Dataset entries:

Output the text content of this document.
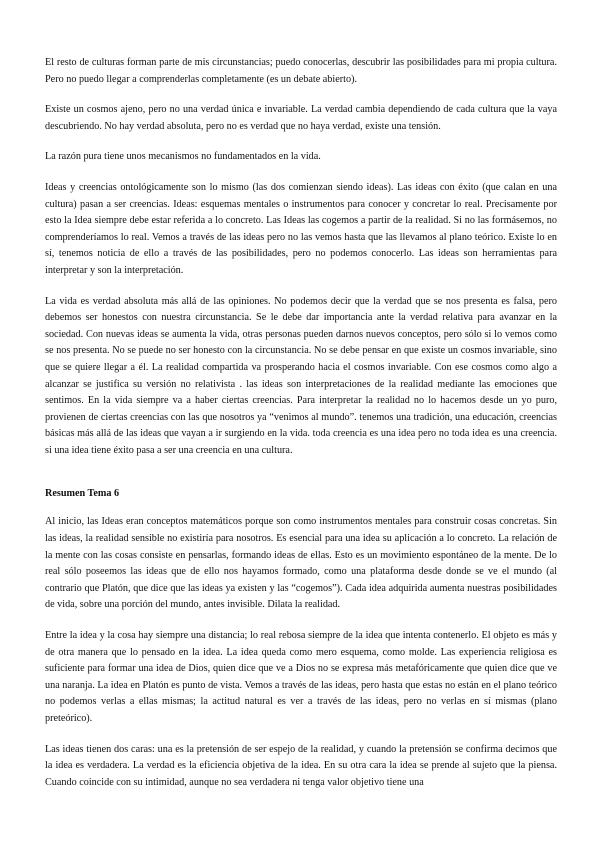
El resto de culturas forman parte de mis circunstancias; puedo conocerlas, descubrir las posibilidades para mi propia cultura. Pero no puedo llegar a comprenderlas completamente (es un debate abierto).

Existe un cosmos ajeno, pero no una verdad única e invariable. La verdad cambia dependiendo de cada cultura que la vaya descubriendo. No hay verdad absoluta, pero no es verdad que no haya verdad, existe una tensión.

La razón pura tiene unos mecanismos no fundamentados en la vida.

Ideas y creencias ontológicamente son lo mismo (las dos comienzan siendo ideas). Las ideas con éxito (que calan en una cultura) pasan a ser creencias. Ideas: esquemas mentales o instrumentos para conocer y concretar lo real. Precisamente por esto la Idea siempre debe estar referida a lo concreto. Las Ideas las cogemos a partir de la realidad. Si no las formásemos, no comprenderíamos lo real. Vemos a través de las ideas pero no las vemos hasta que las llevamos al plano teórico. Existe lo en sí, tenemos noticia de ello a través de las posibilidades, pero no podemos conocerlo. Las ideas son herramientas para interpretar y son la interpretación.

La vida es verdad absoluta más allá de las opiniones. No podemos decir que la verdad que se nos presenta es falsa, pero debemos ser honestos con nuestra circunstancia. Se le debe dar importancia ante la verdad relativa para avanzar en la sociedad. Con nuevas ideas se aumenta la vida, otras personas pueden darnos nuevos conceptos, pero sólo si lo vemos como se nos presenta. No se puede no ser honesto con la circunstancia. No se debe pensar en que existe un cosmos invariable, sino que se quiere llegar a él. La realidad compartida va prosperando hacia el cosmos invariable. Con ese cosmos como algo a alcanzar se justifica su versión no relativista . las ideas son interpretaciones de la realidad mediante las emociones que sentimos. En la vida siempre va a haber ciertas creencias. Para interpretar la realidad no lo hacemos desde un yo puro, provienen de ciertas creencias con las que nosotros ya “venimos al mundo”. tenemos una tradición, una educación, creencias básicas más allá de las ideas que vayan a ir surgiendo en la vida. toda creencia es una idea pero no toda idea es una creencia. si una idea tiene éxito pasa a ser una creencia en una cultura.

Resumen Tema 6

Al inicio, las Ideas eran conceptos matemáticos porque son como instrumentos mentales para construir cosas concretas. Sin las ideas, la realidad sensible no existiría para nosotros. Es esencial para una idea su aplicación a lo concreto. La relación de la mente con las cosas consiste en pensarlas, formando ideas de ellas. Esto es un movimiento espontáneo de la mente. De lo real sólo poseemos las ideas que de ello nos hayamos formado, como una plataforma desde donde se ve el mundo (al contrario que Platón, que dice que las ideas ya existen y las “cogemos”). Cada idea adquirida aumenta nuestras posibilidades de vida, sobre una porción del mundo, antes invisible. Dilata la realidad.

Entre la idea y la cosa hay siempre una distancia; lo real rebosa siempre de la idea que intenta contenerlo. El objeto es más y de otra manera que lo pensado en la idea. La idea queda como mero esquema, como molde. Las experiencia religiosa es suficiente para formar una idea de Dios, quien dice que ve a Dios no se expresa más metafóricamente que quien dice que ve una naranja. La idea en Platón es punto de vista. Vemos a través de las ideas, pero hasta que estas no están en el plano teórico no podemos verlas a ellas mismas; la actitud natural es ver a través de las ideas, pero no verlas en sí mismas (plano preteórico).

Las ideas tienen dos caras: una es la pretensión de ser espejo de la realidad, y cuando la pretensión se confirma decimos que la idea es verdadera. La verdad es la eficiencia objetiva de la idea. En su otra cara la idea se prende al sujeto que la piensa. Cuando coincide con su intimidad, aunque no sea verdadera ni tenga valor objetivo tiene una
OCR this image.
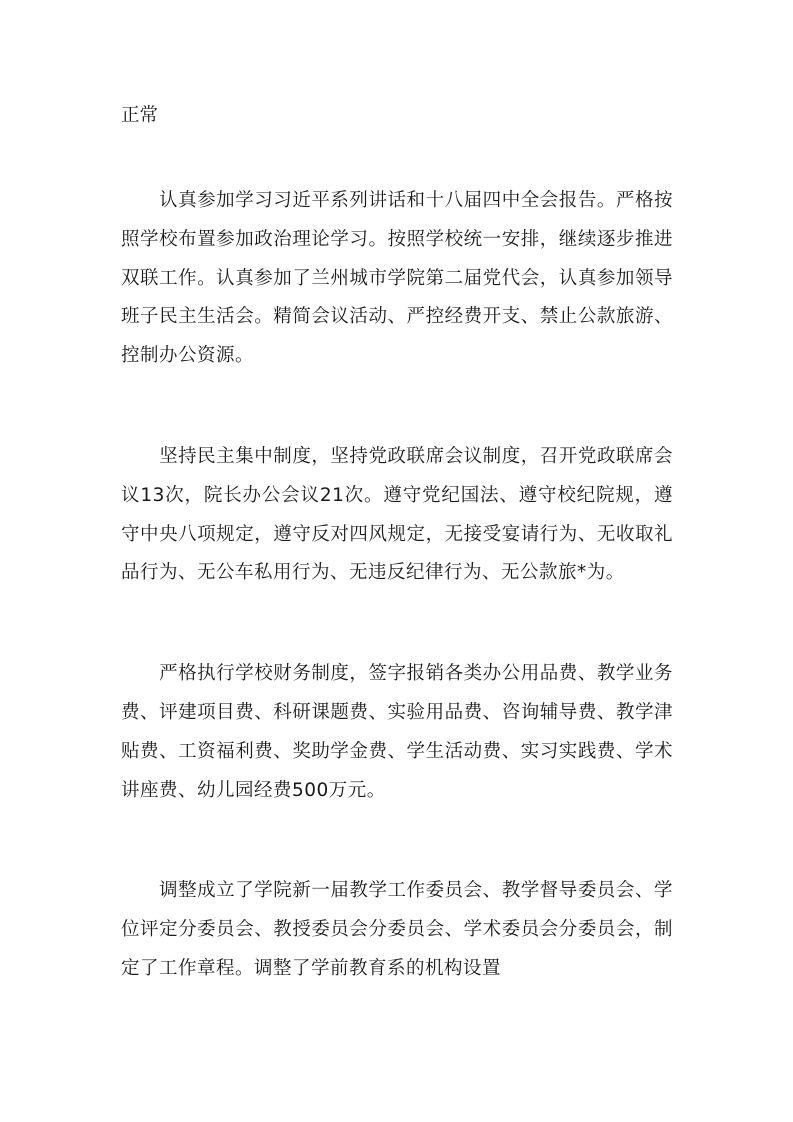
正常

　　认真参加学习习近平系列讲话和十八届四中全会报告。严格按照学校布置参加政治理论学习。按照学校统一安排，继续逐步推进双联工作。认真参加了兰州城市学院第二届党代会，认真参加领导班子民主生活会。精简会议活动、严控经费开支、禁止公款旅游、控制办公资源。

　　坚持民主集中制度，坚持党政联席会议制度，召开党政联席会议13次，院长办公会议21次。遵守党纪国法、遵守校纪院规，遵守中央八项规定，遵守反对四风规定，无接受宴请行为、无收取礼品行为、无公车私用行为、无违反纪律行为、无公款旅*为。

　　严格执行学校财务制度，签字报销各类办公用品费、教学业务费、评建项目费、科研课题费、实验用品费、咨询辅导费、教学津贴费、工资福利费、奖助学金费、学生活动费、实习实践费、学术讲座费、幼儿园经费500万元。

　　调整成立了学院新一届教学工作委员会、教学督导委员会、学位评定分委员会、教授委员会分委员会、学术委员会分委员会，制定了工作章程。调整了学前教育系的机构设置
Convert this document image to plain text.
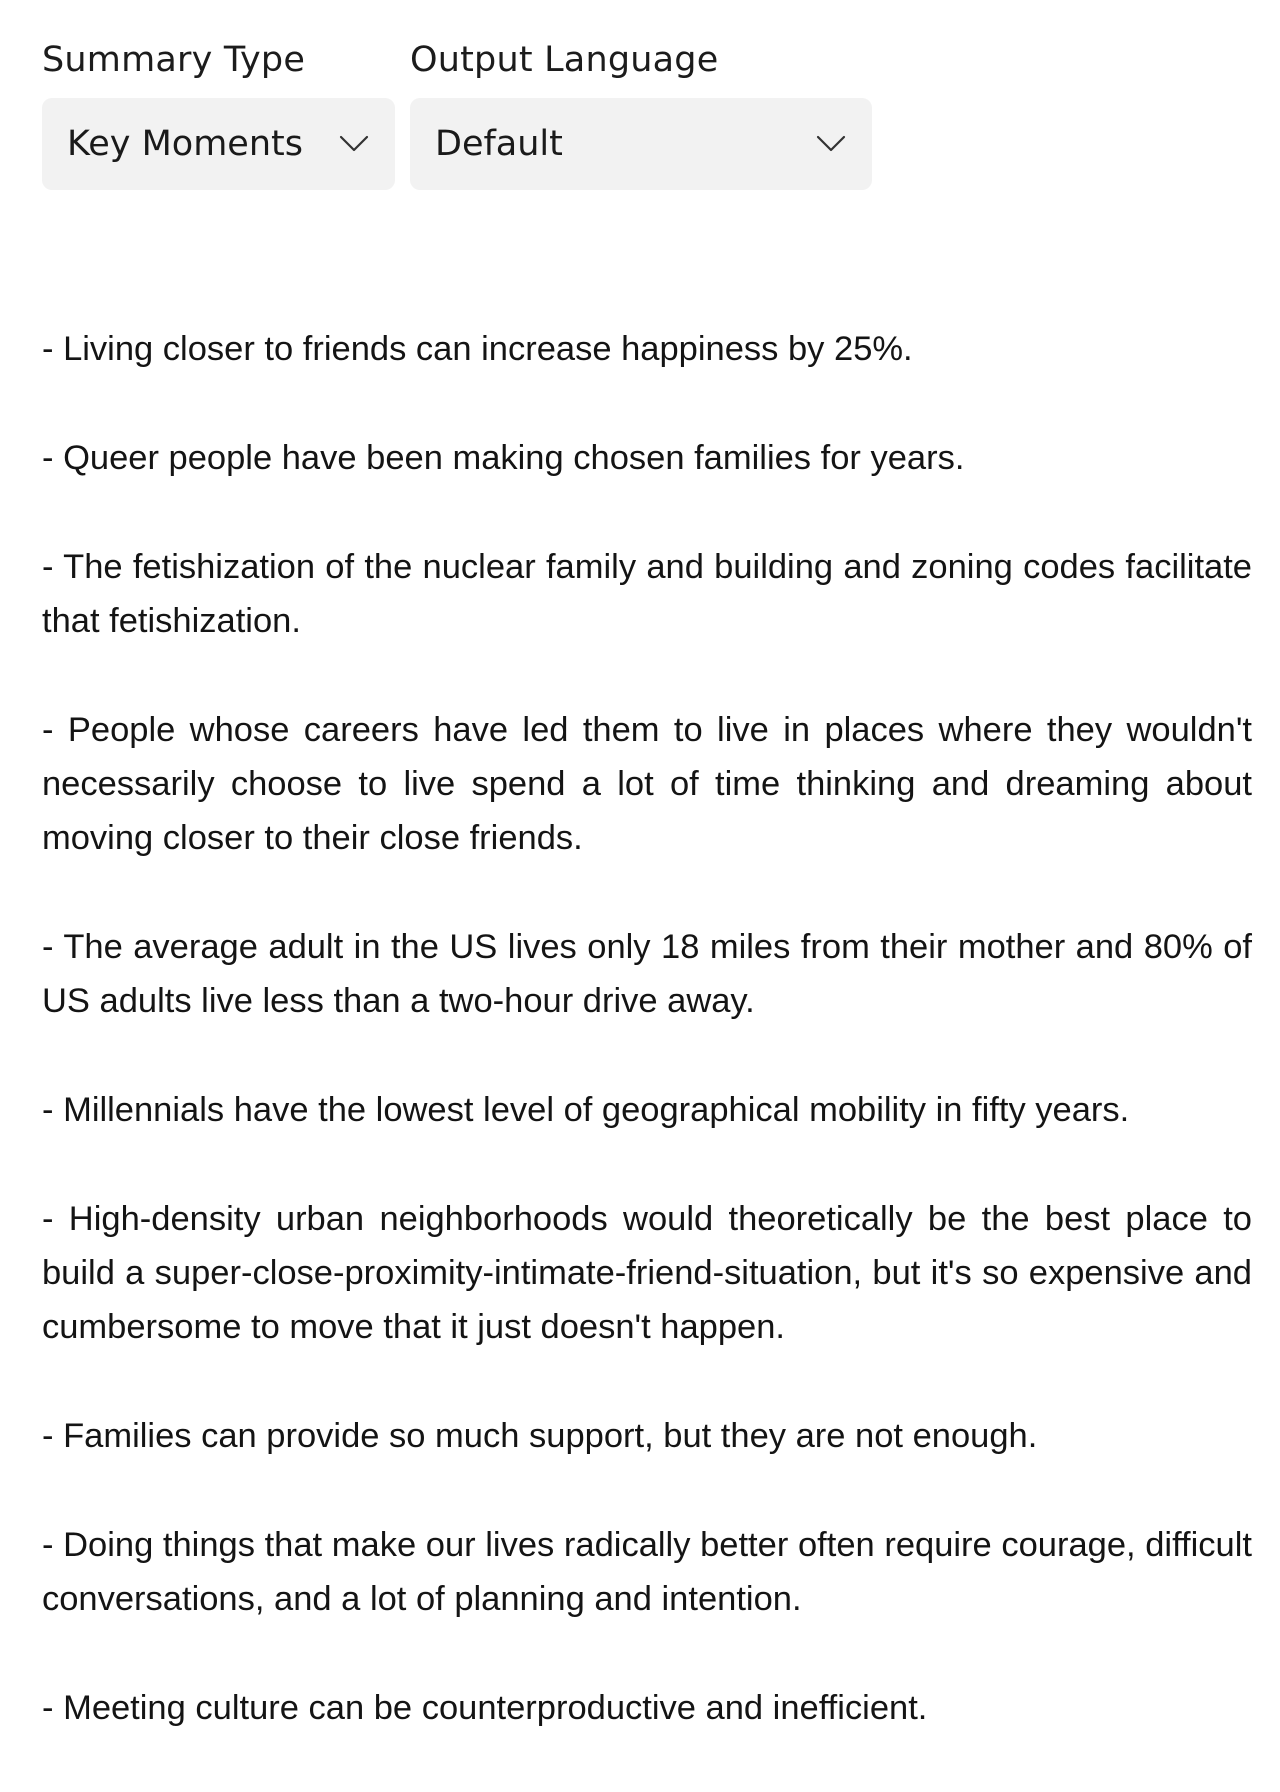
Summary Type
Key Moments
Output Language
Default
- Living closer to friends can increase happiness by 25%.
- Queer people have been making chosen families for years.
- The fetishization of the nuclear family and building and zoning codes facilitate that fetishization.
- People whose careers have led them to live in places where they wouldn't necessarily choose to live spend a lot of time thinking and dreaming about moving closer to their close friends.
- The average adult in the US lives only 18 miles from their mother and 80% of US adults live less than a two-hour drive away.
- Millennials have the lowest level of geographical mobility in fifty years.
- High-density urban neighborhoods would theoretically be the best place to build a super-close-proximity-intimate-friend-situation, but it's so expensive and cumbersome to move that it just doesn't happen.
- Families can provide so much support, but they are not enough.
- Doing things that make our lives radically better often require courage, difficult conversations, and a lot of planning and intention.
- Meeting culture can be counterproductive and inefficient.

Task to complete ▸
Transcribe every line from the records above without alteration, and leave out the images.

Exercise solution ▸
Output the text content of this document.
El resto de culturas forman parte de mis circunstancias; puedo conocerlas, descubrir las posibilidades para mi propia cultura. Pero no puedo llegar a comprenderlas completamente (es un debate abierto).

Existe un cosmos ajeno, pero no una verdad única e invariable. La verdad cambia dependiendo de cada cultura que la vaya descubriendo. No hay verdad absoluta, pero no es verdad que no haya verdad, existe una tensión.

La razón pura tiene unos mecanismos no fundamentados en la vida.

Ideas y creencias ontológicamente son lo mismo (las dos comienzan siendo ideas). Las ideas con éxito (que calan en una cultura) pasan a ser creencias. Ideas: esquemas mentales o instrumentos para conocer y concretar lo real. Precisamente por esto la Idea siempre debe estar referida a lo concreto. Las Ideas las cogemos a partir de la realidad. Si no las formásemos, no comprenderíamos lo real. Vemos a través de las ideas pero no las vemos hasta que las llevamos al plano teórico. Existe lo en sí, tenemos noticia de ello a través de las posibilidades, pero no podemos conocerlo. Las ideas son herramientas para interpretar y son la interpretación.

La vida es verdad absoluta más allá de las opiniones. No podemos decir que la verdad que se nos presenta es falsa, pero debemos ser honestos con nuestra circunstancia. Se le debe dar importancia ante la verdad relativa para avanzar en la sociedad. Con nuevas ideas se aumenta la vida, otras personas pueden darnos nuevos conceptos, pero sólo si lo vemos como se nos presenta. No se puede no ser honesto con la circunstancia. No se debe pensar en que existe un cosmos invariable, sino que se quiere llegar a él. La realidad compartida va prosperando hacia el cosmos invariable. Con ese cosmos como algo a alcanzar se justifica su versión no relativista . las ideas son interpretaciones de la realidad mediante las emociones que sentimos. En la vida siempre va a haber ciertas creencias. Para interpretar la realidad no lo hacemos desde un yo puro, provienen de ciertas creencias con las que nosotros ya “venimos al mundo”. tenemos una tradición, una educación, creencias básicas más allá de las ideas que vayan a ir surgiendo en la vida. toda creencia es una idea pero no toda idea es una creencia. si una idea tiene éxito pasa a ser una creencia en una cultura.

Resumen Tema 6

Al inicio, las Ideas eran conceptos matemáticos porque son como instrumentos mentales para construir cosas concretas. Sin las ideas, la realidad sensible no existiría para nosotros. Es esencial para una idea su aplicación a lo concreto. La relación de la mente con las cosas consiste en pensarlas, formando ideas de ellas. Esto es un movimiento espontáneo de la mente. De lo real sólo poseemos las ideas que de ello nos hayamos formado, como una plataforma desde donde se ve el mundo (al contrario que Platón, que dice que las ideas ya existen y las “cogemos”). Cada idea adquirida aumenta nuestras posibilidades de vida, sobre una porción del mundo, antes invisible. Dilata la realidad.

Entre la idea y la cosa hay siempre una distancia; lo real rebosa siempre de la idea que intenta contenerlo. El objeto es más y de otra manera que lo pensado en la idea. La idea queda como mero esquema, como molde. Las experiencia religiosa es suficiente para formar una idea de Dios, quien dice que ve a Dios no se expresa más metafóricamente que quien dice que ve una naranja. La idea en Platón es punto de vista. Vemos a través de las ideas, pero hasta que estas no están en el plano teórico no podemos verlas a ellas mismas; la actitud natural es ver a través de las ideas, pero no verlas en sí mismas (plano preteórico).

Las ideas tienen dos caras: una es la pretensión de ser espejo de la realidad, y cuando la pretensión se confirma decimos que la idea es verdadera. La verdad es la eficiencia objetiva de la idea. En su otra cara la idea se prende al sujeto que la piensa. Cuando coincide con su intimidad, aunque no sea verdadera ni tenga valor objetivo tiene una
OCR this image.
正常

　　认真参加学习习近平系列讲话和十八届四中全会报告。严格按照学校布置参加政治理论学习。按照学校统一安排，继续逐步推进双联工作。认真参加了兰州城市学院第二届党代会，认真参加领导班子民主生活会。精简会议活动、严控经费开支、禁止公款旅游、控制办公资源。

　　坚持民主集中制度，坚持党政联席会议制度，召开党政联席会议13次，院长办公会议21次。遵守党纪国法、遵守校纪院规，遵守中央八项规定，遵守反对四风规定，无接受宴请行为、无收取礼品行为、无公车私用行为、无违反纪律行为、无公款旅*为。

　　严格执行学校财务制度，签字报销各类办公用品费、教学业务费、评建项目费、科研课题费、实验用品费、咨询辅导费、教学津贴费、工资福利费、奖助学金费、学生活动费、实习实践费、学术讲座费、幼儿园经费500万元。

　　调整成立了学院新一届教学工作委员会、教学督导委员会、学位评定分委员会、教授委员会分委员会、学术委员会分委员会，制定了工作章程。调整了学前教育系的机构设置
Convert this document image to plain text.
Summary Type
Key Moments
Output Language
Default
- Living closer to friends can increase happiness by 25%.
- Queer people have been making chosen families for years.
- The fetishization of the nuclear family and building and zoning codes facilitate that fetishization.
- People whose careers have led them to live in places where they wouldn't necessarily choose to live spend a lot of time thinking and dreaming about moving closer to their close friends.
- The average adult in the US lives only 18 miles from their mother and 80% of US adults live less than a two-hour drive away.
- Millennials have the lowest level of geographical mobility in fifty years.
- High-density urban neighborhoods would theoretically be the best place to build a super-close-proximity-intimate-friend-situation, but it's so expensive and cumbersome to move that it just doesn't happen.
- Families can provide so much support, but they are not enough.
- Doing things that make our lives radically better often require courage, difficult conversations, and a lot of planning and intention.
- Meeting culture can be counterproductive and inefficient.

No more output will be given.